◆ Aim ◆
For the listing below, give the count of lines containing "города", and no other text.

◆ Records supplied ◆
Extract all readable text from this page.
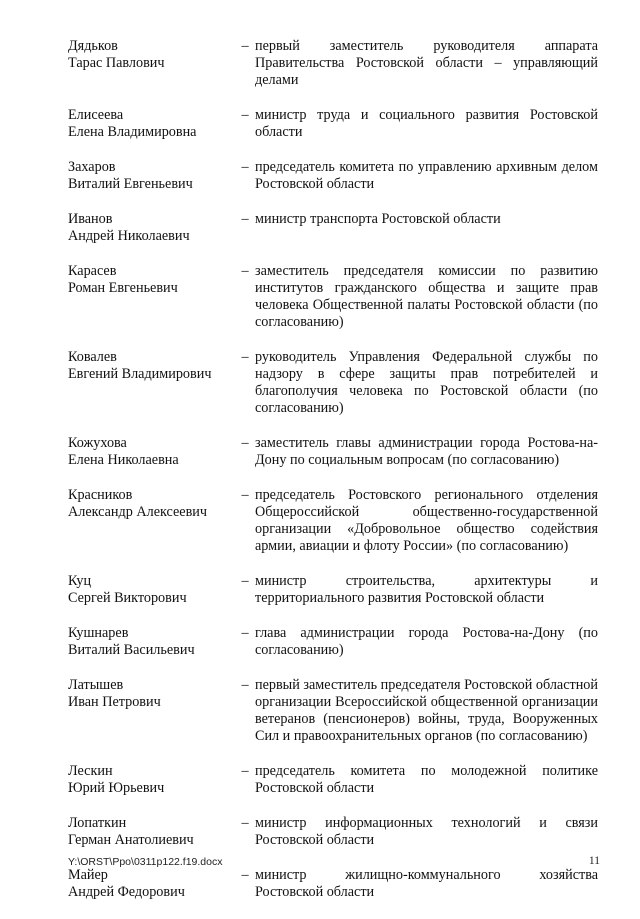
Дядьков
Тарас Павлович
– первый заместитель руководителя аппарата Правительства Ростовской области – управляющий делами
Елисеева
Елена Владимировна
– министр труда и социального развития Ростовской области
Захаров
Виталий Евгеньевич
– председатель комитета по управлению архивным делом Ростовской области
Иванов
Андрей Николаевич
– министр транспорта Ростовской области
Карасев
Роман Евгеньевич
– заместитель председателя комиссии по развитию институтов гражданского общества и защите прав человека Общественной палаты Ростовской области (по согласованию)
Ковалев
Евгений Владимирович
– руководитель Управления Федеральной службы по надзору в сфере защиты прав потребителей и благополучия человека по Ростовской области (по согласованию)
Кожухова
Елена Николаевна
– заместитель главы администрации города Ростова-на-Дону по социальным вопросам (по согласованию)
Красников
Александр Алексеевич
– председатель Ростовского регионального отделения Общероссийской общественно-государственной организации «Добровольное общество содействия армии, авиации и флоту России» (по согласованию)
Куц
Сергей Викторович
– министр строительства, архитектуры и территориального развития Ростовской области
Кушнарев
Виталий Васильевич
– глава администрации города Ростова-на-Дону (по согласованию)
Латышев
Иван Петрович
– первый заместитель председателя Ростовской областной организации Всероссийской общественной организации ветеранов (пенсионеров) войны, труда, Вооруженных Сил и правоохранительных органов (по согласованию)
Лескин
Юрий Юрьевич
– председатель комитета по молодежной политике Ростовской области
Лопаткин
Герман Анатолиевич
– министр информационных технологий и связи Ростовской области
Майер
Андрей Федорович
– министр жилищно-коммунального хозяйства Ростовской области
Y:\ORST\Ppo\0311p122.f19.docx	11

◆ Solution to the exercise ◆
2